* JOB
Filter the lines below, copying only those with the string "della".

Extracted data entries:
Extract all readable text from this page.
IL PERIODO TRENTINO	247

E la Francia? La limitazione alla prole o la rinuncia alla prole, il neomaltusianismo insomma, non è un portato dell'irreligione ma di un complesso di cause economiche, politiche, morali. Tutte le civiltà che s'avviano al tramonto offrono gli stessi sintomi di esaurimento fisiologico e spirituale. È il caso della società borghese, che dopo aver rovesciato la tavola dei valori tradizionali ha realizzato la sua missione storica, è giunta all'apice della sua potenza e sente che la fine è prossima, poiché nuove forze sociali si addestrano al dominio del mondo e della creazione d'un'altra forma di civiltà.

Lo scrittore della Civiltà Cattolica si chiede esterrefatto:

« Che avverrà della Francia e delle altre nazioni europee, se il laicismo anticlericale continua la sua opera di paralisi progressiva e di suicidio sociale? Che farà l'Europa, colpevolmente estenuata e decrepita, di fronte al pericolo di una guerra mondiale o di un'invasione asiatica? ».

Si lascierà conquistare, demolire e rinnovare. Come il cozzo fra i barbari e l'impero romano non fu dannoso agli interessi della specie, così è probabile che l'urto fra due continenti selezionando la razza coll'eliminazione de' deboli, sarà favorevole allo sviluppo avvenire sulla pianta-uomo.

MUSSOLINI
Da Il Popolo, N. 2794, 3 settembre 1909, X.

* EXPECTED ANSWER
E la Francia? La limitazione alla prole o la rinuncia alla prole, il neomaltusianismo insomma, non è un portato dell'irreligione ma di un complesso di cause economiche, politiche, morali. Tutte le civiltà che s'avviano al tramonto offrono gli stessi sintomi di esaurimento fisiologico e spirituale. È il caso della società borghese, che dopo aver rovesciato la tavola dei valori tradizionali ha realizzato la sua missione storica, è giunta all'apice della sua potenza e sente che la fine è prossima, poiché nuove forze sociali si addestrano al dominio del mondo e della creazione d'un'altra forma di civiltà.
Lo scrittore della Civiltà Cattolica si chiede esterrefatto:
« Che avverrà della Francia e delle altre nazioni europee, se il laicismo anticlericale continua la sua opera di paralisi progressiva e di suicidio sociale? Che farà l'Europa, colpevolmente estenuata e decrepita, di fronte al pericolo di una guerra mondiale o di un'invasione asiatica? ».
Si lascierà conquistare, demolire e rinnovare. Come il cozzo fra i barbari e l'impero romano non fu dannoso agli interessi della specie, così è probabile che l'urto fra due continenti selezionando la razza coll'eliminazione de' deboli, sarà favorevole allo sviluppo avvenire sulla pianta-uomo.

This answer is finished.